● **Provided text**:

Personal information
- Full name: Benjamin Corgnet
- Date of birth: 6 April 1987 (age 39)
- Place of birth: Thionville, France
- Height: 1.80 m (5 ft 11 in)
- Position: Midfielder

Youth career
- 1998–2004: Saint-Genis Laval
- 2004–2009: Millery-Vourles

Senior career*
- Years: Team / Apps / (Gls)
- 2009–2010: Monts d'Or Azergues / 21 / (3)
- 2010–2012: Dijon / 72 / (12)
- 2012–2013: Lorient / 26 / (5)
- 2013–2017: Saint-Étienne / 78 / (9)
- 2016–2017: Saint-Étienne B / 9 / (5)
- 2017–2020: Strasbourg / 41 / (1)
- 2018–2019: Strasbourg B / 6 / (2)
- 2021–2022: Bourg-en-Bresse / 33 / (6)
- Total:  / 286 / (43)

= Benjamin Corgnet =

French professional footballer (born 1987)

● **Instructions**:
• a. According to the Benjamin Corgnet profile, in what town was he born?
• b. Proceed with the Benjamin Corgnet profile, picking up right after its final line.

(Dataset records)
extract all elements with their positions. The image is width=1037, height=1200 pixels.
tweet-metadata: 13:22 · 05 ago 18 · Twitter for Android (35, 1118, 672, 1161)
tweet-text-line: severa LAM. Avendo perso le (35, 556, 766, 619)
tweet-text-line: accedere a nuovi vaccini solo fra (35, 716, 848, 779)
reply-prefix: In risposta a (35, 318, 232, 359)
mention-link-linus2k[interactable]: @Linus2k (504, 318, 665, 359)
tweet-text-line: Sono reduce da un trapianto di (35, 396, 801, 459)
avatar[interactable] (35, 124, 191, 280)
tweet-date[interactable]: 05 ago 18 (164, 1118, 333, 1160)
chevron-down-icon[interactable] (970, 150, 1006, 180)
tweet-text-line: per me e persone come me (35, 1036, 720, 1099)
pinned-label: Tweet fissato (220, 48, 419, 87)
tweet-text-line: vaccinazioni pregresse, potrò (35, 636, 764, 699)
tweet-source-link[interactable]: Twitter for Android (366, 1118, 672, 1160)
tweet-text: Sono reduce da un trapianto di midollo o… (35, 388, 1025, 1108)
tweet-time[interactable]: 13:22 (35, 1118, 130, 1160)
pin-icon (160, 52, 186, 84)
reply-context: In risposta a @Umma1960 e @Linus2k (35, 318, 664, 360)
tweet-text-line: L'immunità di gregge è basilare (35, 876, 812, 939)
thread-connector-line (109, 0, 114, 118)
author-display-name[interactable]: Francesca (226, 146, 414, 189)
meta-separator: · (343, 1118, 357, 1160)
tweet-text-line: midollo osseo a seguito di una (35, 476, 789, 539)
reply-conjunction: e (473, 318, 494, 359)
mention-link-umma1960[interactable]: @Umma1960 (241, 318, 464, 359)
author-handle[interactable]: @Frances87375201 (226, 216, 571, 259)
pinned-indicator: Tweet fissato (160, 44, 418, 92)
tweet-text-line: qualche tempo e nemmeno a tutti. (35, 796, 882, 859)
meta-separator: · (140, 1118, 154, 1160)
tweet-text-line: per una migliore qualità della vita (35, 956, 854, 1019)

● **Exercise answers**:
• a. He was born in Thionville, France.

• b.
Benjamin Corgnet (born 6 April 1987) is a French former professional footballer who plays as a midfielder.

==Career==
Corgnet had the opportunity to join the youth academy of Lyon aged 11, but his parents preferred that he concentrated on his studies. Instead he trained with Olympique Saint-Genis-Laval and from the age of 18 to 22 with US Millery Vourles. He joined fifth division side Monts d'Or Azergues in 2009, before being contacted by Dijon coach Patrice Carteron. He joined Dijon in the summer of 2010 after completing his education.

Corgnet made his professional debut with Dijon in a Coupe de la Ligue tie against Amiens on 30 July 2010. He made his league debut a week later, in the first round of Ligue 2 games against Angers. His first professional goal came on 17 September 2010, in the 5–1 Ligue 2 win over Evian.

Corgnet joined Lorient from Dijon on 4 September 2012 in a €6 million deal.

In July 2013, he joined Saint-Étienne in Ligue 1.

After four seasons with Saint-Étienne, Corgnet signed a three-year contract with Strasbourg in July 2017.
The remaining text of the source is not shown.